● EXERCISE AIM
Check each line of the data for "text" and select those that have it.

§

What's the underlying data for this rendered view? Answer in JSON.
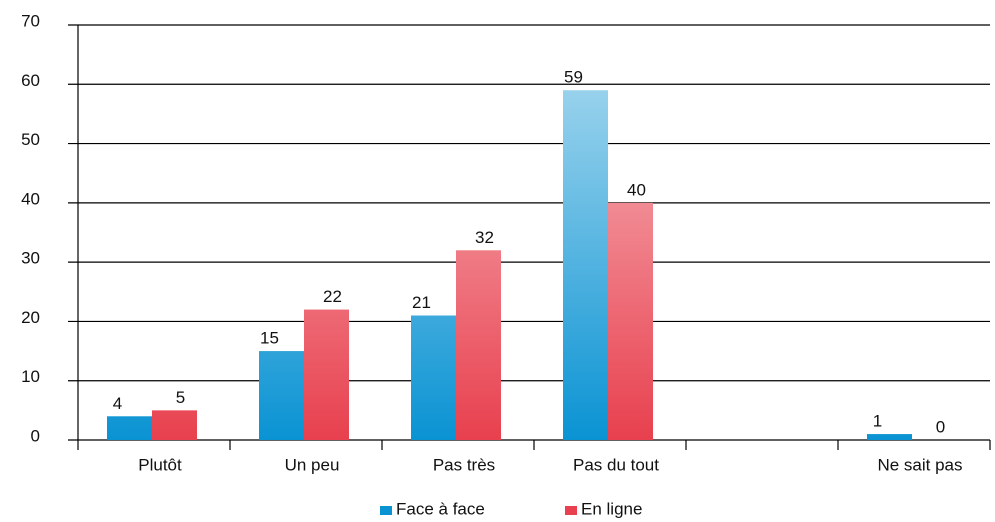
{
  "chart_data": {
    "type": "bar",
    "categories": [
      "Plutôt",
      "Un peu",
      "Pas très",
      "Pas du tout",
      null,
      "Ne sait pas"
    ],
    "series": [
      {
        "name": "Face à face",
        "color": "#0a93d3",
        "values": [
          4,
          15,
          21,
          59,
          null,
          1
        ]
      },
      {
        "name": "En ligne",
        "color": "#e8404e",
        "values": [
          5,
          22,
          32,
          40,
          null,
          0
        ]
      }
    ],
    "ylim": [
      0,
      70
    ],
    "yticks": [
      0,
      10,
      20,
      30,
      40,
      50,
      60,
      70
    ],
    "grid": true,
    "legend": "bottom"
  }
}
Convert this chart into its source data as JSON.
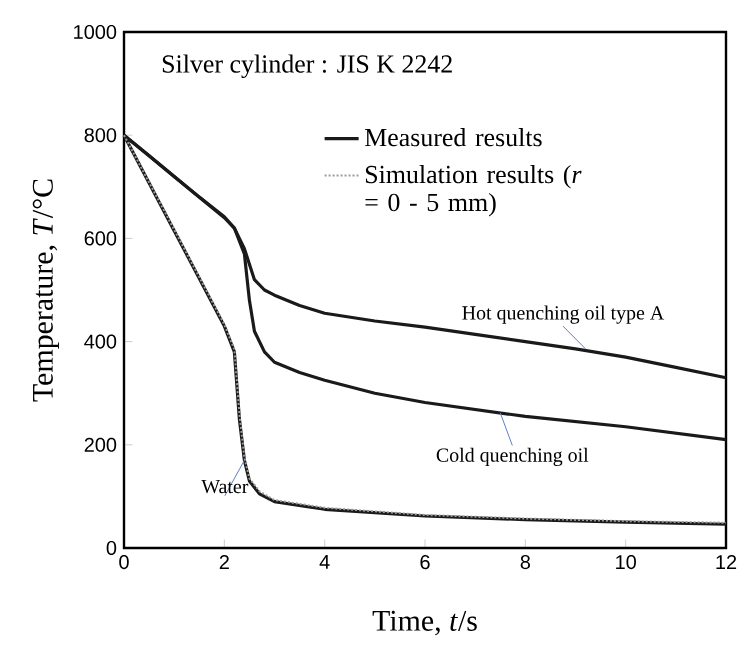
{
  "chart_data": {
    "type": "line",
    "xlabel": "Time, *t*/s",
    "ylabel": "Temperature, *T*/°C",
    "legend_title": "Silver cylinder : JIS K 2242",
    "legend": "top right",
    "xlim": [
      0,
      12
    ],
    "ylim": [
      0,
      1000
    ],
    "xticks": [
      0,
      2,
      4,
      6,
      8,
      10,
      12
    ],
    "yticks": [
      0,
      200,
      400,
      600,
      800,
      1000
    ],
    "series": [
      {
        "name": "Measured results",
        "color": "#1a1a1a",
        "line_style": "solid",
        "x": [
          0,
          0.5,
          1,
          1.5,
          2,
          2.2,
          2.4,
          2.6,
          2.8,
          3,
          3.5,
          4,
          5,
          6,
          7,
          8,
          9,
          10,
          11,
          12
        ],
        "values": [
          800,
          760,
          720,
          680,
          640,
          620,
          580,
          520,
          500,
          490,
          470,
          455,
          440,
          428,
          414,
          400,
          386,
          370,
          350,
          330
        ]
      },
      {
        "color": "#1a1a1a",
        "line_style": "solid",
        "x": [
          0,
          0.5,
          1,
          1.5,
          2,
          2.2,
          2.4,
          2.5,
          2.6,
          2.8,
          3,
          3.5,
          4,
          5,
          6,
          8,
          10,
          12
        ],
        "values": [
          800,
          760,
          720,
          680,
          642,
          620,
          570,
          480,
          420,
          380,
          360,
          340,
          325,
          300,
          282,
          255,
          235,
          210
        ]
      },
      {
        "color": "#1a1a1a",
        "line_style": "solid",
        "x": [
          0,
          1,
          2,
          2.2,
          2.3,
          2.4,
          2.5,
          2.7,
          3,
          4,
          6,
          8,
          10,
          12
        ],
        "values": [
          800,
          615,
          430,
          380,
          250,
          170,
          130,
          105,
          90,
          75,
          62,
          55,
          50,
          46
        ]
      },
      {
        "name": "Simulation results (*r* = 0 - 5 mm)",
        "color": "#9a9a9a",
        "line_style": "dotted",
        "x": [
          0,
          1,
          2,
          2.2,
          2.3,
          2.4,
          2.5,
          2.7,
          3,
          4,
          6,
          8,
          10,
          12
        ],
        "values": [
          800,
          617,
          433,
          385,
          260,
          175,
          135,
          110,
          93,
          78,
          64,
          57,
          52,
          49
        ]
      }
    ],
    "annotations": [
      {
        "text": "Hot quenching oil type A",
        "x": 9.2,
        "y": 386
      },
      {
        "text": "Cold quenching oil",
        "x": 7.5,
        "y": 262
      },
      {
        "text": "Water",
        "x": 2.4,
        "y": 170
      }
    ]
  }
}
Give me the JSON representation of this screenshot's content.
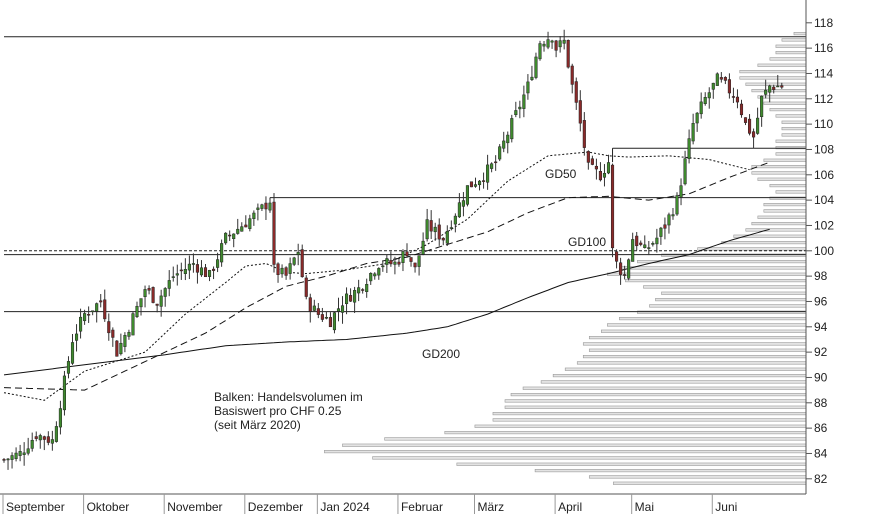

§

● RESPONSE TO THE TASK
        "text": "Hot quenching oil type A",
        "text": "Cold quenching oil",
        "text": "Water",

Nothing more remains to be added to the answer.